## ITEMS
━━━━━━
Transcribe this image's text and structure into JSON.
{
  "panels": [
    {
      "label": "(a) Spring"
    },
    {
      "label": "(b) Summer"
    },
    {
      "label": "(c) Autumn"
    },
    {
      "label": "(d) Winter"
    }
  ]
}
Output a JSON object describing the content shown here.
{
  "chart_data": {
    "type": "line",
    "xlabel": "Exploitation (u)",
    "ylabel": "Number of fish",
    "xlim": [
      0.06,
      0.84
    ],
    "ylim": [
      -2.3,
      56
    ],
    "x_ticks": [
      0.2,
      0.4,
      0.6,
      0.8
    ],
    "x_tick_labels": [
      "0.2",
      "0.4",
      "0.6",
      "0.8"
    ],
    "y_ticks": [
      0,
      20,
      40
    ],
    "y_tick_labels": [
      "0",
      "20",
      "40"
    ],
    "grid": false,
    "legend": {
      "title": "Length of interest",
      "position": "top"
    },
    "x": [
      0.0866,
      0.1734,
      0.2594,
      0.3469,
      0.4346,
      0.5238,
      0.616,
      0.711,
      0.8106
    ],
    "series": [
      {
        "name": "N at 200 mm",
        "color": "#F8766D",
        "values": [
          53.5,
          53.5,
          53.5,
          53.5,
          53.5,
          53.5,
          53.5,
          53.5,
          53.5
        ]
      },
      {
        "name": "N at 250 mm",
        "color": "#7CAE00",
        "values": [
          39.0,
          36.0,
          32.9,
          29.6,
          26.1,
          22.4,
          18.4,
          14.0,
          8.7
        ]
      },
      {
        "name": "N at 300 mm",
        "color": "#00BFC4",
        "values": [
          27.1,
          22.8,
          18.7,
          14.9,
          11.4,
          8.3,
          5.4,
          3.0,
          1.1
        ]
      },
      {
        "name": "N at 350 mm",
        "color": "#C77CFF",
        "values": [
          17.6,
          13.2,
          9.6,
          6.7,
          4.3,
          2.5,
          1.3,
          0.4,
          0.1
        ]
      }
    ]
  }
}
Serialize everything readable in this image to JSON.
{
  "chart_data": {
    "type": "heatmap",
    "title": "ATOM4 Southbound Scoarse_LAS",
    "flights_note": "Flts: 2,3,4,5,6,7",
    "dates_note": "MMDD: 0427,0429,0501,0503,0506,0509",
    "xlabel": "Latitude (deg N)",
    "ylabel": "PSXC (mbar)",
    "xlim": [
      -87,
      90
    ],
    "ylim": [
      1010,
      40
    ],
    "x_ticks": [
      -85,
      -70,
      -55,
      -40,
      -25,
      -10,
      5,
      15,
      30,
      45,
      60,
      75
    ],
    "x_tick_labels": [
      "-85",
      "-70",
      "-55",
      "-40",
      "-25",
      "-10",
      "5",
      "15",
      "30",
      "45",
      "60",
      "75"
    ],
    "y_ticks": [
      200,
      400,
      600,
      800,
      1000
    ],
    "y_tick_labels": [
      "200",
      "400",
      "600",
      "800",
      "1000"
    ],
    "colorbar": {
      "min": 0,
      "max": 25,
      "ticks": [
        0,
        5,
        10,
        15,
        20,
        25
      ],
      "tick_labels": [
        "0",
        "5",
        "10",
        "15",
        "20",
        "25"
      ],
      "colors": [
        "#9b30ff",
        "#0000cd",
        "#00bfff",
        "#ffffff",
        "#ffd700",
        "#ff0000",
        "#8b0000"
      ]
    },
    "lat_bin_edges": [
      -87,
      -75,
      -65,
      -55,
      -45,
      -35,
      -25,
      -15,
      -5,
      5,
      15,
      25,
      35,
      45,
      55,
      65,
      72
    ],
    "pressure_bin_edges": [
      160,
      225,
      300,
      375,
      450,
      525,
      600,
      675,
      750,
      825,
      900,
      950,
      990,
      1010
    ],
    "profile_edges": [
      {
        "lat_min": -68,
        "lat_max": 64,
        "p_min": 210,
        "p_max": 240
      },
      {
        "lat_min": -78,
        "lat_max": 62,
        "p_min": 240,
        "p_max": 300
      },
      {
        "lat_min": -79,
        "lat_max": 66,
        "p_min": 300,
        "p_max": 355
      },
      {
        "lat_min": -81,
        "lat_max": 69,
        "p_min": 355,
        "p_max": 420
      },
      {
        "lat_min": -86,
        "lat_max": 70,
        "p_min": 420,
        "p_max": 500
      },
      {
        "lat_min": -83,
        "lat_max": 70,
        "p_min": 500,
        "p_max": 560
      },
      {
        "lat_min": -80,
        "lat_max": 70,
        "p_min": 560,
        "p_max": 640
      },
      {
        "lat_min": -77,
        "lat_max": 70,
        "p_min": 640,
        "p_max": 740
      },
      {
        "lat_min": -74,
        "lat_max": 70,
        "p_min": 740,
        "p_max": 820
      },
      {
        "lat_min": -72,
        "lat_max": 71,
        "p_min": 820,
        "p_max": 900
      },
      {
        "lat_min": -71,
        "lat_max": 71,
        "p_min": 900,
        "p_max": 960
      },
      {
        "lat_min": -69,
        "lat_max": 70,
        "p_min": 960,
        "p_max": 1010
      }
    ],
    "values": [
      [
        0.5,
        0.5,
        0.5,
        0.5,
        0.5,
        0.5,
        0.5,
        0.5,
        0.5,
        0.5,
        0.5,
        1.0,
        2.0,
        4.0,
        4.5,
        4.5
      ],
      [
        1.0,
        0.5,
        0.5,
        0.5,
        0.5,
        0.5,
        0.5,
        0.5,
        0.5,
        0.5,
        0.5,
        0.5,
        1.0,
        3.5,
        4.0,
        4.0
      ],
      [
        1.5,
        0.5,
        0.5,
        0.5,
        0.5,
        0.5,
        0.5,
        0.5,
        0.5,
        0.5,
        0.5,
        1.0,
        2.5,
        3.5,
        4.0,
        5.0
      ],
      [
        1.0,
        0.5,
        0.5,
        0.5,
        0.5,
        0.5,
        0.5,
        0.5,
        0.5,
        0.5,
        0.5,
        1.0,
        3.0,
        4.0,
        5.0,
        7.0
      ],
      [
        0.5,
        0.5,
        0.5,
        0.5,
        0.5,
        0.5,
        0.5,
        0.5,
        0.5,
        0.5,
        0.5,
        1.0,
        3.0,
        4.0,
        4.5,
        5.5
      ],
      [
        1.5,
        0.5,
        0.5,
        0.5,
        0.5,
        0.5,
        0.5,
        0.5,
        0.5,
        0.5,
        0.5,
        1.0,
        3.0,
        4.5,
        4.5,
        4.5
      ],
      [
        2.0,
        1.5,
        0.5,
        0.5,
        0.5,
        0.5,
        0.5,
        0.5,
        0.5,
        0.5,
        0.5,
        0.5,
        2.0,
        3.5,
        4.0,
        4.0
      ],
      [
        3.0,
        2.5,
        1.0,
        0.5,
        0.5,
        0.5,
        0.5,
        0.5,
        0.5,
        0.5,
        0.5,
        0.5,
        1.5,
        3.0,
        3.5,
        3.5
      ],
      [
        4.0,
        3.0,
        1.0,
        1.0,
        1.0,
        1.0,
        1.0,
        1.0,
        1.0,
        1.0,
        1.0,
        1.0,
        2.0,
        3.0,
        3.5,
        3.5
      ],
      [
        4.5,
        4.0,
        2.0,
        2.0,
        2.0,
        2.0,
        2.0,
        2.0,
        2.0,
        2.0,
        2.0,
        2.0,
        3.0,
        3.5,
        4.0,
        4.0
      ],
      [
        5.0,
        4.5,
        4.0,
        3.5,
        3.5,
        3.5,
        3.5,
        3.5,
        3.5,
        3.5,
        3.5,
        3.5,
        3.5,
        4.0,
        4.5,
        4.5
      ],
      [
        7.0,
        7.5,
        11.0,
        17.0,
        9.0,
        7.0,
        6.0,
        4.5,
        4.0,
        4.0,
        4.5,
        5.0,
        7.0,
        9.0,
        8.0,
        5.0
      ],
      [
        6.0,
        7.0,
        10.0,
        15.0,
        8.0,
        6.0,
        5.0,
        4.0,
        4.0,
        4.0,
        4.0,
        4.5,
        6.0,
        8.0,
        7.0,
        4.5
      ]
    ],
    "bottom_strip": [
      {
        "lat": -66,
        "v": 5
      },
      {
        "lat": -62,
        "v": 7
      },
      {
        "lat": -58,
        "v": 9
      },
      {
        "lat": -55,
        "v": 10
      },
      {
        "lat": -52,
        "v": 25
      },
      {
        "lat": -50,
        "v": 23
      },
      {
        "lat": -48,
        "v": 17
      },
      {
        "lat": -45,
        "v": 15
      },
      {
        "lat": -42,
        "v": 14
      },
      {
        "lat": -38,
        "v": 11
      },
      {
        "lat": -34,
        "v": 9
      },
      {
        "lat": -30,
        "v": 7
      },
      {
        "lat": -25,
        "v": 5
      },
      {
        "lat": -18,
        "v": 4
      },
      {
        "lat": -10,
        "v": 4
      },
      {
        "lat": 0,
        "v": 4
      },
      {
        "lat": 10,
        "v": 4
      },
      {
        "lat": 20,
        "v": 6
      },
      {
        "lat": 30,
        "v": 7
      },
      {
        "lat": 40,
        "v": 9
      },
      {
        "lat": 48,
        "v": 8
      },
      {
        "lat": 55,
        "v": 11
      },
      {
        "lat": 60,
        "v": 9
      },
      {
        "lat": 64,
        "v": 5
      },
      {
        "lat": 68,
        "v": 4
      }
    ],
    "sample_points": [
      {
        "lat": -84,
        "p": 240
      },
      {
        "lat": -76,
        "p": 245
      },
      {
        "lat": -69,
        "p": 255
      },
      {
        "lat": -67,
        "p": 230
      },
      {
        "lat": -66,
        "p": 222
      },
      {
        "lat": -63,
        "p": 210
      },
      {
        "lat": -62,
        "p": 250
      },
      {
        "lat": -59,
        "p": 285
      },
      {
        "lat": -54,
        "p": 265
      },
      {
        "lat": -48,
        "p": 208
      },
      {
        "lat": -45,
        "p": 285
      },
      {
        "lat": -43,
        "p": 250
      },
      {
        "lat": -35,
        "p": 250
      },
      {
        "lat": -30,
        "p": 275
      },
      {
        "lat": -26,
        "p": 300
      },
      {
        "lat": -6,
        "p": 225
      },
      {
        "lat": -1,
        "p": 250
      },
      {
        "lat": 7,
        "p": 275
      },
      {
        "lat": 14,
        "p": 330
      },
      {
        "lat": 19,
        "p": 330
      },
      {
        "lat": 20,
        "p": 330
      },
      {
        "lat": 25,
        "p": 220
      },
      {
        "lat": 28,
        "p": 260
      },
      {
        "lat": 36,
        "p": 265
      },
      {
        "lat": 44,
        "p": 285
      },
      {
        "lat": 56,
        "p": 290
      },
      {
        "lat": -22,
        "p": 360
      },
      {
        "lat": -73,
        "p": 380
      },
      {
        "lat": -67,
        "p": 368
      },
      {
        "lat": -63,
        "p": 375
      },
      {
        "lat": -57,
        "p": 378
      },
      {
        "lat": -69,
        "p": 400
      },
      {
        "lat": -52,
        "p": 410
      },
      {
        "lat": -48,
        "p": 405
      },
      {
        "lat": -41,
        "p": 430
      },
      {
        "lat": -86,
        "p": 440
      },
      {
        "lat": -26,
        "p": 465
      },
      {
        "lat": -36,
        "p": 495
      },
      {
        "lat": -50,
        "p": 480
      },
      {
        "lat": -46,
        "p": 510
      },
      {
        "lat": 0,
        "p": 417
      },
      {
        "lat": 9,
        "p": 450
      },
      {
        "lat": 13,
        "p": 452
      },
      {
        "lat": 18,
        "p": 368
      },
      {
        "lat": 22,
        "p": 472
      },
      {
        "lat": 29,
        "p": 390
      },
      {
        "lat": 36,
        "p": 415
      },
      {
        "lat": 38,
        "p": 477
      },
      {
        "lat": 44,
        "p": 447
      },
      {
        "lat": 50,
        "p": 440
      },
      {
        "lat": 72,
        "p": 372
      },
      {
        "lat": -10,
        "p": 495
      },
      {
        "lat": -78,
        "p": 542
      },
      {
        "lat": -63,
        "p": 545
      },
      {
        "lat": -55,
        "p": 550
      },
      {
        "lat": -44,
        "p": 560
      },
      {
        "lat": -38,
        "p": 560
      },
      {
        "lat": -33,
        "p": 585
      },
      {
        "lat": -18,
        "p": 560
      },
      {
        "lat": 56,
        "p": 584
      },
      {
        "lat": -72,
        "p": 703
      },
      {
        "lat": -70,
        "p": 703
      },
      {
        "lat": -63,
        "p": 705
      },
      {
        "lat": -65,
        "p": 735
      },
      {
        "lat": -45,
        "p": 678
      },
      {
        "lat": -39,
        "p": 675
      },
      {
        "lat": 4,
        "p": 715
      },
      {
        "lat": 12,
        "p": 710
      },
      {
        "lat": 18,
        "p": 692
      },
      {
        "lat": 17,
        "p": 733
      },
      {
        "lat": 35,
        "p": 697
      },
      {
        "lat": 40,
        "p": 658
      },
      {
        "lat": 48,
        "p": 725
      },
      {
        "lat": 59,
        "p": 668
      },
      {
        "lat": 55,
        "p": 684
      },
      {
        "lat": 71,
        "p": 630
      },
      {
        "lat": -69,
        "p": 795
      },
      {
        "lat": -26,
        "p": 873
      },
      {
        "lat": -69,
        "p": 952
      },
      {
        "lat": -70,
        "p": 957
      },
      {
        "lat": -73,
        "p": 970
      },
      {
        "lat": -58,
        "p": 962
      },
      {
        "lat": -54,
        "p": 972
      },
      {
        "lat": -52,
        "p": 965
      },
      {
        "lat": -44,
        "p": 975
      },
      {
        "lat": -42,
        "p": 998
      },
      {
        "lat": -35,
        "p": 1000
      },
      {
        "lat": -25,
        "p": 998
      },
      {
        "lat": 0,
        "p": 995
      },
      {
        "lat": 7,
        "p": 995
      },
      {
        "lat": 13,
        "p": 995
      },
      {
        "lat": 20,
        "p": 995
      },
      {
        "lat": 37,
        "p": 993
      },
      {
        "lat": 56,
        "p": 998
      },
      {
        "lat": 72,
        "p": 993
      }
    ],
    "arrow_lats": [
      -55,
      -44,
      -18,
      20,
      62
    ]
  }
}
━━━━━━
Return from the data every line that holds "ylabel".

## SOLUTION TO THE PROBLEM
    "ylabel": "Number of fish",
    "ylabel": "PSXC (mbar)",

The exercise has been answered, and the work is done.